## Begin Available data

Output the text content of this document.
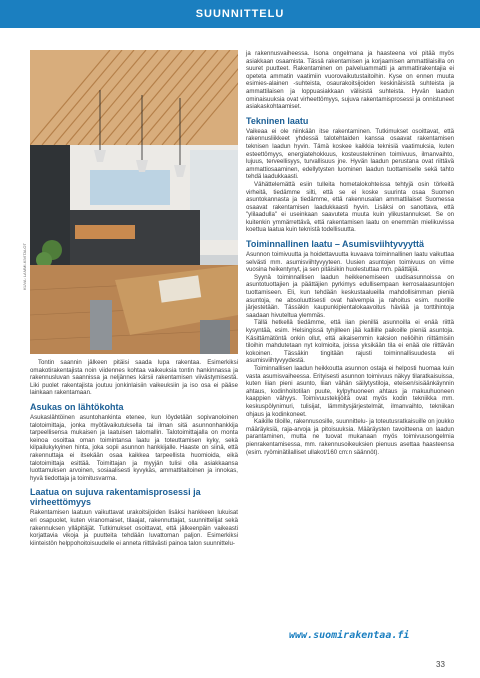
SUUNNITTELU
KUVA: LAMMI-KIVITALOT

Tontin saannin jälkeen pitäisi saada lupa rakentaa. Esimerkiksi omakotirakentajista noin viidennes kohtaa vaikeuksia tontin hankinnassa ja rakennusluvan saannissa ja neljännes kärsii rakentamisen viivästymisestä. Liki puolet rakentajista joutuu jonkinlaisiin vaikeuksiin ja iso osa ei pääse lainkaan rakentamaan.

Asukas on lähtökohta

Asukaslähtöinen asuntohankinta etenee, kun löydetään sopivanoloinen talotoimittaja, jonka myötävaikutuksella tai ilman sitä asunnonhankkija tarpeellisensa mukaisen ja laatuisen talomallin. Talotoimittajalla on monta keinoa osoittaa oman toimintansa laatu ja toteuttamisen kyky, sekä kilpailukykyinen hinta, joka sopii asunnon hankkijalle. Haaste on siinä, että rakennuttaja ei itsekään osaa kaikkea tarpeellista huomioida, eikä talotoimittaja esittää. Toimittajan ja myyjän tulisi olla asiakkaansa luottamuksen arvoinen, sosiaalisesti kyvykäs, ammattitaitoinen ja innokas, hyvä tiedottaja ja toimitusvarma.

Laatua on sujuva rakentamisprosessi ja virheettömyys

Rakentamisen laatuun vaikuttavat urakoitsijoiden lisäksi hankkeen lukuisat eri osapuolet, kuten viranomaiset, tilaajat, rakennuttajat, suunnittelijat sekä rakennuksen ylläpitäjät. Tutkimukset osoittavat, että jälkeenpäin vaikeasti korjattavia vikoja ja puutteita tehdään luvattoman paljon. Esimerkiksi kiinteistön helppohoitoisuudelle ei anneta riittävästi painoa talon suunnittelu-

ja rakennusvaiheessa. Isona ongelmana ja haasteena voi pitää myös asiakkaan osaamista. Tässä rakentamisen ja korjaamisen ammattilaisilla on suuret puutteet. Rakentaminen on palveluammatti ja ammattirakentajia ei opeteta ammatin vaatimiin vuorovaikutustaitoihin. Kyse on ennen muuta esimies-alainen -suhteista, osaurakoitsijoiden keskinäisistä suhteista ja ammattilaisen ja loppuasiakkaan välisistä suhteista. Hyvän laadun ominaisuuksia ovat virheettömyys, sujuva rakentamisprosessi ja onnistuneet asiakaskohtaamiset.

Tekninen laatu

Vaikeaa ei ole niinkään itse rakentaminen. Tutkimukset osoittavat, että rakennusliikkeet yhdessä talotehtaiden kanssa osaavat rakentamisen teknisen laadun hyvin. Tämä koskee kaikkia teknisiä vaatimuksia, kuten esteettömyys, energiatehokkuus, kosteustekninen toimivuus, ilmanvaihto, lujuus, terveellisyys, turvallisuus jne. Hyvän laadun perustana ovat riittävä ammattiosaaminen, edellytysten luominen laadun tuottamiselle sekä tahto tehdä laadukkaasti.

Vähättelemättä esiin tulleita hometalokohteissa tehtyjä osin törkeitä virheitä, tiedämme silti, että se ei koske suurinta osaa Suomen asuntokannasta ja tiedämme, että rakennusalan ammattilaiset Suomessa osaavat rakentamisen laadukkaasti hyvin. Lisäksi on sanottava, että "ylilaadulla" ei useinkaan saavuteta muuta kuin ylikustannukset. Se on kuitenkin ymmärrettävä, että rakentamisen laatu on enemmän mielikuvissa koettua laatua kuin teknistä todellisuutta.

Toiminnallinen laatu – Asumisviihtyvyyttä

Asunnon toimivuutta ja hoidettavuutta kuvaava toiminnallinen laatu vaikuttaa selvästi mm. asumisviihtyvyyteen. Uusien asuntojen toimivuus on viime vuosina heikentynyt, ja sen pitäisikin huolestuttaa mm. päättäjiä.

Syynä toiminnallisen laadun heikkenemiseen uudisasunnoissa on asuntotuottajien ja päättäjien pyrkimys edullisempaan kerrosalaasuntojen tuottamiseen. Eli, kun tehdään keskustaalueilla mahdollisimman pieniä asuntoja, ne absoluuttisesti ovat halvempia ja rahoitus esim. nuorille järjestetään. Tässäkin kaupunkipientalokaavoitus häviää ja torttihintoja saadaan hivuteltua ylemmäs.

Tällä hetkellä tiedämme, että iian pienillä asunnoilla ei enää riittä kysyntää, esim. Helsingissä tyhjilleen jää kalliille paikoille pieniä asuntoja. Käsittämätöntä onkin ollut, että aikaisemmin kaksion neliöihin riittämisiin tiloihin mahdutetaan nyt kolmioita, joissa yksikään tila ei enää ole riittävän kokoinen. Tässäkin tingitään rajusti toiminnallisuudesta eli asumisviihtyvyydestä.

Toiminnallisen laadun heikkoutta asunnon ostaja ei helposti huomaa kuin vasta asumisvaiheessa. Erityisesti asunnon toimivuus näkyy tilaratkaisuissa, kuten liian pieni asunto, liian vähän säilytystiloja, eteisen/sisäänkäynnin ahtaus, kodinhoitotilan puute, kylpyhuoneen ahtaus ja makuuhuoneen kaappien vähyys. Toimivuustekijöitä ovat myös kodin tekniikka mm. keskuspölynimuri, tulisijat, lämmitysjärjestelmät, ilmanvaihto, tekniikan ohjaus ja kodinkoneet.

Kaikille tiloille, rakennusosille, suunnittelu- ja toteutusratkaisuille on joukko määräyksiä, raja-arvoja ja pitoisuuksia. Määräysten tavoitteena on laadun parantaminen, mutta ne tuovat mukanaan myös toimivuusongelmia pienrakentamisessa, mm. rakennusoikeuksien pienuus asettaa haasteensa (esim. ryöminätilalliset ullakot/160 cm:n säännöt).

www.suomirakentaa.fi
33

## End Available data
## Begin Available data

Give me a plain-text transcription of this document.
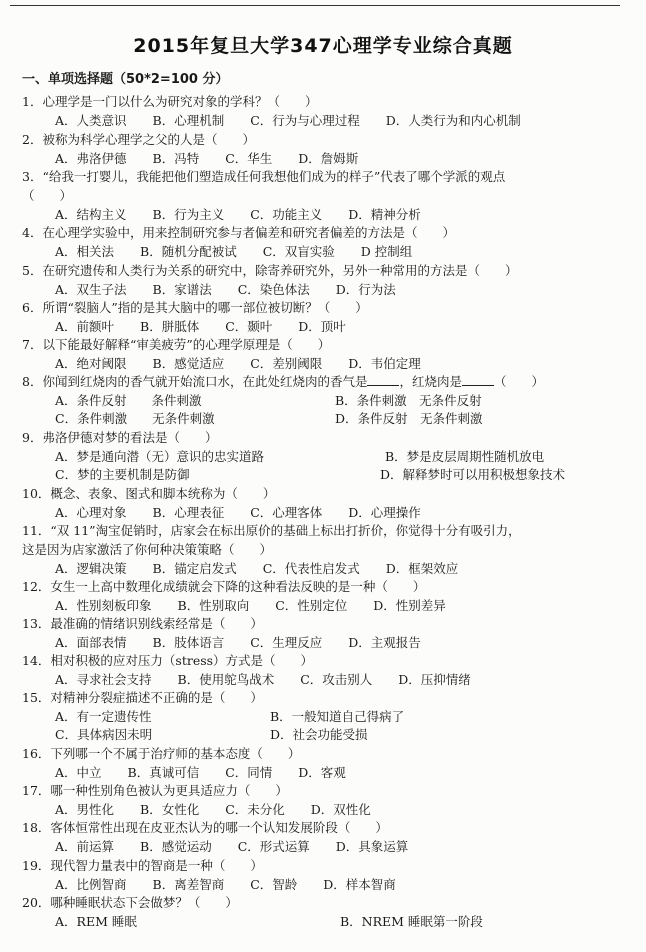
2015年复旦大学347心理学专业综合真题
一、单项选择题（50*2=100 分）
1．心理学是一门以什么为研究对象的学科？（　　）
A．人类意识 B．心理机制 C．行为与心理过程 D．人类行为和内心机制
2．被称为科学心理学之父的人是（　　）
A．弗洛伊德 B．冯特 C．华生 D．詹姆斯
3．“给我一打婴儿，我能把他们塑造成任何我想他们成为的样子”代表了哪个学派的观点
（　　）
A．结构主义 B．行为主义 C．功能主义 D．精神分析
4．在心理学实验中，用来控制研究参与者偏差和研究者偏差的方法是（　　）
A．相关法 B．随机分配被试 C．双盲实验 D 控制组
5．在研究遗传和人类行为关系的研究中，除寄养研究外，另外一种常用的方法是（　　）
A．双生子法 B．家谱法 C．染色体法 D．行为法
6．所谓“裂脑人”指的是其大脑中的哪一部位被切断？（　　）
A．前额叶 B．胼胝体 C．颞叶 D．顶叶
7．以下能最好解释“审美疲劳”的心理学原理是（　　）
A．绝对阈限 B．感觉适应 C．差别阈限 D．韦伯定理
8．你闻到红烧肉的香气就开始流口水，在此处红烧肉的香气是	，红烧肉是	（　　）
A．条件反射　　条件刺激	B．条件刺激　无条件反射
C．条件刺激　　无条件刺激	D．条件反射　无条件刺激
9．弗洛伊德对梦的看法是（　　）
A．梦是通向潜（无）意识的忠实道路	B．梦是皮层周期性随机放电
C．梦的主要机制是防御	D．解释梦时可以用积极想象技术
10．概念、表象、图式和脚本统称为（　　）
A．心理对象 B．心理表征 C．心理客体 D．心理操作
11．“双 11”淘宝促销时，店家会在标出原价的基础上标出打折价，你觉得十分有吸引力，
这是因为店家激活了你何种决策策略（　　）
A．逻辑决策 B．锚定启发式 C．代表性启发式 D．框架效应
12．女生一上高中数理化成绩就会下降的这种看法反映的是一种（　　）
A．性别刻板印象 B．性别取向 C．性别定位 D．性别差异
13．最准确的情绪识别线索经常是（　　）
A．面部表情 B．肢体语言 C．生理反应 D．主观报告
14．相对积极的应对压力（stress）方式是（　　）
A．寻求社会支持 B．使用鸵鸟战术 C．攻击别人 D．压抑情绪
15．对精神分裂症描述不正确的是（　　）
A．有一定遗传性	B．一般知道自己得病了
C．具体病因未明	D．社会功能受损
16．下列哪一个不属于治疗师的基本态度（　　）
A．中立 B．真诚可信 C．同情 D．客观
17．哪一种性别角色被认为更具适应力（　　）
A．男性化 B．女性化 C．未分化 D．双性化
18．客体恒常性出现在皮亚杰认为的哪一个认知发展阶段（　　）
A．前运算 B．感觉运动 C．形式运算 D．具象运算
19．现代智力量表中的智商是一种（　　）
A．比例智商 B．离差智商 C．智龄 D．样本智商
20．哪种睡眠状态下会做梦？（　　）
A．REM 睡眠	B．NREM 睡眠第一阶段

## End Available data
## Begin Available data

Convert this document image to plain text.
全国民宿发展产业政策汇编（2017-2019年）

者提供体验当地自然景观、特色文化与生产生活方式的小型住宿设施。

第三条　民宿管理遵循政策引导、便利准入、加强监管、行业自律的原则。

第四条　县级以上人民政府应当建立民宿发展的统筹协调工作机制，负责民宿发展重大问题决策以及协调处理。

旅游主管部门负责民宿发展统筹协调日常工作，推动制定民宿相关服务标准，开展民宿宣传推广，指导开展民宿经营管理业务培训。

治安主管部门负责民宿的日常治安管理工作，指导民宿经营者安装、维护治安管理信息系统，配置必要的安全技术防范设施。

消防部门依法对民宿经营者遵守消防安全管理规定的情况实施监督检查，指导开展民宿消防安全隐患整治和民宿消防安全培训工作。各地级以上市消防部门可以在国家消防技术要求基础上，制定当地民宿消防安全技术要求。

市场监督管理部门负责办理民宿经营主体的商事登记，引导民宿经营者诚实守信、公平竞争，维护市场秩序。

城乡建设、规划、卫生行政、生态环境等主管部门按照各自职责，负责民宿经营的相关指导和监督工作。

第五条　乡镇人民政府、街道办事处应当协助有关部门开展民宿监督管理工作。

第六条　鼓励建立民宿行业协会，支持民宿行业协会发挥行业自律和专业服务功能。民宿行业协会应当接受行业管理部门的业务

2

## End Available data

● Given request
Working from the listing above, pick out every line that has "条件刺激" and copy it.

● The result
A．条件反射　　条件刺激	B．条件刺激　无条件反射
C．条件刺激　　无条件刺激	D．条件反射　无条件刺激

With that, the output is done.